▶ [Source data]:
--- --- ---
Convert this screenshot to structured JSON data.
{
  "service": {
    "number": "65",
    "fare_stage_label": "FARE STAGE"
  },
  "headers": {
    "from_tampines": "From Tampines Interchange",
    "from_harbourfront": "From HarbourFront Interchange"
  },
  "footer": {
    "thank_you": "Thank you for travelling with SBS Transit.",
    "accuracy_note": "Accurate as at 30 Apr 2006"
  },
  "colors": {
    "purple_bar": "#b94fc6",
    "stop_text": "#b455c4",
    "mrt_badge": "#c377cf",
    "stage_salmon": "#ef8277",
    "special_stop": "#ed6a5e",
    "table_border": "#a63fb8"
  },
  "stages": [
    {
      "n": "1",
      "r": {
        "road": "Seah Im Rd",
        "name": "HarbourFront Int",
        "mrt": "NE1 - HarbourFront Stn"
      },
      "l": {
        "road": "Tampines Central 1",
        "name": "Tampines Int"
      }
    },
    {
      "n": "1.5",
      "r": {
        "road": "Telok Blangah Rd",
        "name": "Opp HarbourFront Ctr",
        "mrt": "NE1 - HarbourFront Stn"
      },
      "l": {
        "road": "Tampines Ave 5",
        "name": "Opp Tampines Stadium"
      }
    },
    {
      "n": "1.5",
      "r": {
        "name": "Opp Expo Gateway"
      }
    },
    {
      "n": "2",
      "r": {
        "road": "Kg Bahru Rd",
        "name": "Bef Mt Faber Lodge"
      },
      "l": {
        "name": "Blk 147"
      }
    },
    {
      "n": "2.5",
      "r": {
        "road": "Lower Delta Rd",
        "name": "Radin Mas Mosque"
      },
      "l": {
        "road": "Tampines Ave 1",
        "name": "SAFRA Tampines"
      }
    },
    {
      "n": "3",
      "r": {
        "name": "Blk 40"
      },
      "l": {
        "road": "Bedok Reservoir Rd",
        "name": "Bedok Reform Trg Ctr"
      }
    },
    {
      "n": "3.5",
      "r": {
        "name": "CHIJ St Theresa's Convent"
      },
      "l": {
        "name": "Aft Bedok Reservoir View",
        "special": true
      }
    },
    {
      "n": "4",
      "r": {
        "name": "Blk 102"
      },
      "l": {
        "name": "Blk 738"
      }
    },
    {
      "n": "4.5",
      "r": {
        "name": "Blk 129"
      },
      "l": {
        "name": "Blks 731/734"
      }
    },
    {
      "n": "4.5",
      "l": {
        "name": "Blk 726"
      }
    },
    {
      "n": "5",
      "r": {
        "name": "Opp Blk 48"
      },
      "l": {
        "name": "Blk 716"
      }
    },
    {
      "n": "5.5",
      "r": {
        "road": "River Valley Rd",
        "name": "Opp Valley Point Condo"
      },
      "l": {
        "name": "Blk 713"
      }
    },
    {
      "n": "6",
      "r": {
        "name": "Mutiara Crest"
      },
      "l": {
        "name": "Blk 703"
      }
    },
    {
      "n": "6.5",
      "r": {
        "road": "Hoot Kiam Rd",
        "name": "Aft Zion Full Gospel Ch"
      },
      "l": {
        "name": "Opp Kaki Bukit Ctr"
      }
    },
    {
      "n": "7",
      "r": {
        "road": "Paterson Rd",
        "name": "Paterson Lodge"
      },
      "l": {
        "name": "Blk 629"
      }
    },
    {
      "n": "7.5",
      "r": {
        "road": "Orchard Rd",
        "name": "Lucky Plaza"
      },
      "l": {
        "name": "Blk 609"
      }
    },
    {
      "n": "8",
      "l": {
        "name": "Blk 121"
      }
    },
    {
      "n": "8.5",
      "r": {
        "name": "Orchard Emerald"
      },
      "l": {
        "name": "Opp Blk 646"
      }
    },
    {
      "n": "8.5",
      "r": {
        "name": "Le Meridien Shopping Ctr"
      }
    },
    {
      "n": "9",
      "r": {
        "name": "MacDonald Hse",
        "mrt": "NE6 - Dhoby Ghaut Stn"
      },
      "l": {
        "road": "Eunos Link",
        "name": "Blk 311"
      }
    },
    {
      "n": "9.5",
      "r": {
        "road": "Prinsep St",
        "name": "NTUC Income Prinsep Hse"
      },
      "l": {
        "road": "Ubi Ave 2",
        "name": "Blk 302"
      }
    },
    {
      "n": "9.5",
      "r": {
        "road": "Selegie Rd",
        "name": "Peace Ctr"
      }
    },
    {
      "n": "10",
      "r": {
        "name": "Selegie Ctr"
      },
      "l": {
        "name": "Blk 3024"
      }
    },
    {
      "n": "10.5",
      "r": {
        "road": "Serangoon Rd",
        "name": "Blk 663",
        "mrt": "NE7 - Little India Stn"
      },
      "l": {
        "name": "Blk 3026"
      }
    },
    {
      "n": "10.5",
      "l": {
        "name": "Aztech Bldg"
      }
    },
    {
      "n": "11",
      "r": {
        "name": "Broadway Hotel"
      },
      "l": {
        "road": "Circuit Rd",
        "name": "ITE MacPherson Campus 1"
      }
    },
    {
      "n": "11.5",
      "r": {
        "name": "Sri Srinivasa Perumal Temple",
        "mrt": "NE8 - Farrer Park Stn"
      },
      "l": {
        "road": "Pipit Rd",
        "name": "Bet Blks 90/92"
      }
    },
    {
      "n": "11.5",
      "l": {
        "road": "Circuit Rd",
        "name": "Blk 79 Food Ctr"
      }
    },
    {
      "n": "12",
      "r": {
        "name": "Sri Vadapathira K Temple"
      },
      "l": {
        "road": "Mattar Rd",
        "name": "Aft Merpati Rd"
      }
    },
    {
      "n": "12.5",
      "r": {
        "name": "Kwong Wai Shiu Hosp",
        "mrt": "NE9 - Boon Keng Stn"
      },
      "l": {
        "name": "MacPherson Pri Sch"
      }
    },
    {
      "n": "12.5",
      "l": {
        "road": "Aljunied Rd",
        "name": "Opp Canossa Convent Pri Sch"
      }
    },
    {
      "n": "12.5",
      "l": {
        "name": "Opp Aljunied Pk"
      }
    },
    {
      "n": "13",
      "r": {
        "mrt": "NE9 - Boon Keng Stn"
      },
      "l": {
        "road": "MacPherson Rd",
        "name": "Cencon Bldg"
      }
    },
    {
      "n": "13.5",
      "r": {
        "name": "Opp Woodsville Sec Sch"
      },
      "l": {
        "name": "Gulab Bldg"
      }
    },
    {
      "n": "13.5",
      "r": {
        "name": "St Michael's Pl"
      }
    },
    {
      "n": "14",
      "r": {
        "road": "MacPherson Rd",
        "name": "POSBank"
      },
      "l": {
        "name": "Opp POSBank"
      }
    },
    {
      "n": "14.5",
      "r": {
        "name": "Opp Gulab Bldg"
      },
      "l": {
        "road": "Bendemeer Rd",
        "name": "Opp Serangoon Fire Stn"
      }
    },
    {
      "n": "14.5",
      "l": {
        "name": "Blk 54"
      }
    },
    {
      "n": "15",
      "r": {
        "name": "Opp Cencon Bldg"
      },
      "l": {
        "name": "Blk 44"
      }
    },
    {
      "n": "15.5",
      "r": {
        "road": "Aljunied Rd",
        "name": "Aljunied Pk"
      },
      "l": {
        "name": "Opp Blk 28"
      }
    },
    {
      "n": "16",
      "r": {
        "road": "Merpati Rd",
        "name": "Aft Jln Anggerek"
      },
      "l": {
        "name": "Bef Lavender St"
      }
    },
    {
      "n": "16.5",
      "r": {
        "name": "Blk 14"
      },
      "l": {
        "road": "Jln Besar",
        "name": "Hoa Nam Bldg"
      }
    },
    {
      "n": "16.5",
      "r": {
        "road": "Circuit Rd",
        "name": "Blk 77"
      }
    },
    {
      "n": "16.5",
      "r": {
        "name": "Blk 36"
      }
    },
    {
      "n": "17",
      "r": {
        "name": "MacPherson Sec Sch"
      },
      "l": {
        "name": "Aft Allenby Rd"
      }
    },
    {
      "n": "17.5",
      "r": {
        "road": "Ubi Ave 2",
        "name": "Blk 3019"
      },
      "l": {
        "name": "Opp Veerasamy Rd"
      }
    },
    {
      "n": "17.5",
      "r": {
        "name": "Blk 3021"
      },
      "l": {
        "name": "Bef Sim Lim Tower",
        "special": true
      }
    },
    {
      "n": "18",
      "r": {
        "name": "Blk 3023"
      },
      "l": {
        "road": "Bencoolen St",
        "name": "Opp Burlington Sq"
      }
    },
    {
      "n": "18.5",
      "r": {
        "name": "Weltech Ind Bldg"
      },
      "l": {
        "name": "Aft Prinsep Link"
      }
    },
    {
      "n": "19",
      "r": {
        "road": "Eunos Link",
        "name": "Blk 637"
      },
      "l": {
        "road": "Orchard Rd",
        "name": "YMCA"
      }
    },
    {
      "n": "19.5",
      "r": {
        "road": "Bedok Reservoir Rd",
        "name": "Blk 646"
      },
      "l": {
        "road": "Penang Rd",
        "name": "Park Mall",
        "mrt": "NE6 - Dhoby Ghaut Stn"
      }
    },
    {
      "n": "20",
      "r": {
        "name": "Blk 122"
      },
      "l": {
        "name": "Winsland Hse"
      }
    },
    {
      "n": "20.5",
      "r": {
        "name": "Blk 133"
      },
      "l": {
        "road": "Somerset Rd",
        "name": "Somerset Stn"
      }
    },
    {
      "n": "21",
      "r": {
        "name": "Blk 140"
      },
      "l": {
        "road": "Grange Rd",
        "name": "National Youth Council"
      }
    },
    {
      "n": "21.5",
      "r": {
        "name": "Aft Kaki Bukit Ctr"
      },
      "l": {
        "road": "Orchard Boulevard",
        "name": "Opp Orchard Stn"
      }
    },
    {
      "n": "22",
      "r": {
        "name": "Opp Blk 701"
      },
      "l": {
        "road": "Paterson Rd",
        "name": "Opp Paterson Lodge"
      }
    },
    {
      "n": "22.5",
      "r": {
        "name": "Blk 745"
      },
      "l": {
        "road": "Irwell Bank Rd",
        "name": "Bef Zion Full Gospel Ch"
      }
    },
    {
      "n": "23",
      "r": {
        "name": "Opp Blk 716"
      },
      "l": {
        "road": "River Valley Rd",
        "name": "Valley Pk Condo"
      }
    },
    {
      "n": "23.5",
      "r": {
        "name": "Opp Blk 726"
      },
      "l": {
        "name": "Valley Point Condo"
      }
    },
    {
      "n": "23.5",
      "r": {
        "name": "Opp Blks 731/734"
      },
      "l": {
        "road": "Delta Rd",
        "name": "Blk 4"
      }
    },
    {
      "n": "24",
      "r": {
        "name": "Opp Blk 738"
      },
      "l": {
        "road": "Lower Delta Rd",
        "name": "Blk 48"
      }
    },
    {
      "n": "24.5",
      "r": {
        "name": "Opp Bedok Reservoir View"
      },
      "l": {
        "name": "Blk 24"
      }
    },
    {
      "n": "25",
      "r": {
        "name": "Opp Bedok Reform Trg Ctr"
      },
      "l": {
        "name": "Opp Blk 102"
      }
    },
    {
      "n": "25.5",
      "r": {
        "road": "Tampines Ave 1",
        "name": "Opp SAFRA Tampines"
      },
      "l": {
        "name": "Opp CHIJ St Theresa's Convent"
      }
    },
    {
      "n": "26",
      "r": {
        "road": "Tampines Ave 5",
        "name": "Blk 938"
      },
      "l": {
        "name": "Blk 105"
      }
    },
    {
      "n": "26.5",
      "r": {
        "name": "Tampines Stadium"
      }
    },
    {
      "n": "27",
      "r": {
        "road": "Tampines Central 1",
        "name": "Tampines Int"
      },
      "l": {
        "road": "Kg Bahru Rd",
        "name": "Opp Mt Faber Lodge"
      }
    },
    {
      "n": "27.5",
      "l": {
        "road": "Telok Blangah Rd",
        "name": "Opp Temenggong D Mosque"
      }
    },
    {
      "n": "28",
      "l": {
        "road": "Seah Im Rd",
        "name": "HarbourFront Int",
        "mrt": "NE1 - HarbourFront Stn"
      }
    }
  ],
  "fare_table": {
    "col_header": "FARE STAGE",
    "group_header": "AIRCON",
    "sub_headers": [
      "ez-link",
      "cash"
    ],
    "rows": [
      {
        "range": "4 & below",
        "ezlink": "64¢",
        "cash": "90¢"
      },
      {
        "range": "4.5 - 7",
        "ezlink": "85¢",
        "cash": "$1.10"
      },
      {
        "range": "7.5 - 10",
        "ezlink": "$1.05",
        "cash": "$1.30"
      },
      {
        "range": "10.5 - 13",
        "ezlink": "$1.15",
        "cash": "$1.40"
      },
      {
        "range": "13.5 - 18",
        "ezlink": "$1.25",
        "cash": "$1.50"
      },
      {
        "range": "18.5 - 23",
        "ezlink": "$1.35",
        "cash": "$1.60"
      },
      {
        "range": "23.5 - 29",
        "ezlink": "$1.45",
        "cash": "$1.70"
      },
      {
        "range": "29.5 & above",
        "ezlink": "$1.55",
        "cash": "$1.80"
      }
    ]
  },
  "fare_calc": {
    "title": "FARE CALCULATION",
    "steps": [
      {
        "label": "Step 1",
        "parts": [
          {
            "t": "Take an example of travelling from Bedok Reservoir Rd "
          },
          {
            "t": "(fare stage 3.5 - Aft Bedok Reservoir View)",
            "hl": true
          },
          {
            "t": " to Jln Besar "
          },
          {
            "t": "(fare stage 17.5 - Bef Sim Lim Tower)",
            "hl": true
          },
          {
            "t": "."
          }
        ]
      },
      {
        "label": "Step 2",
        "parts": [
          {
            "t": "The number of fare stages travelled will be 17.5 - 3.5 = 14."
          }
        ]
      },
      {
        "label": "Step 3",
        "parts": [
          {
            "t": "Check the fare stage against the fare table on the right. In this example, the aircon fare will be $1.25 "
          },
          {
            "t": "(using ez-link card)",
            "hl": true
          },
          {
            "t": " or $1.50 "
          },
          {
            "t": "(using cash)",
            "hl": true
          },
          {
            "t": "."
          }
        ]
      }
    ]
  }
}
--- --- ---
▶ [Instructions for the task]:
Pull out the lines above in which the word "Valley" appears.

▶ [Reply]:
        "road": "River Valley Rd",
        "name": "Opp Valley Point Condo"
        "road": "River Valley Rd",
        "name": "Valley Pk Condo"
        "name": "Valley Point Condo"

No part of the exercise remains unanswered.